▶ _Data in this exercise_:

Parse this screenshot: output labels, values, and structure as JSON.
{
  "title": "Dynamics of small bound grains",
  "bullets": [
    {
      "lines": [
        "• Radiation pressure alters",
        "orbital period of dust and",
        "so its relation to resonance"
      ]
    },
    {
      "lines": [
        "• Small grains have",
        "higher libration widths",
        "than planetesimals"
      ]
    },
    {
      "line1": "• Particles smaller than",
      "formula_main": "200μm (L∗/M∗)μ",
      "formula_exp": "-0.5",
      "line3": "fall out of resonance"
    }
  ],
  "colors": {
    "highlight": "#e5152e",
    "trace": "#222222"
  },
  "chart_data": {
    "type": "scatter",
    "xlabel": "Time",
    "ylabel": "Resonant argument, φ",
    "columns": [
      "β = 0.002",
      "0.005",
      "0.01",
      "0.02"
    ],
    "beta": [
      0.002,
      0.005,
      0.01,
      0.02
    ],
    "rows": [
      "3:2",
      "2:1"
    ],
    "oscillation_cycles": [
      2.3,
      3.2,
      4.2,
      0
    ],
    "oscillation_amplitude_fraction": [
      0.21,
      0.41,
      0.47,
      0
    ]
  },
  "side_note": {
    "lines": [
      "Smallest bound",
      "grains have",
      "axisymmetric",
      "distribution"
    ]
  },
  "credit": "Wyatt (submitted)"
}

▶ _The exercise_: Scan the listing above and identify each line holding the string "than"; copy every such line.

▶ _Exercise response_:
        "than planetesimals"
      "line1": "• Particles smaller than",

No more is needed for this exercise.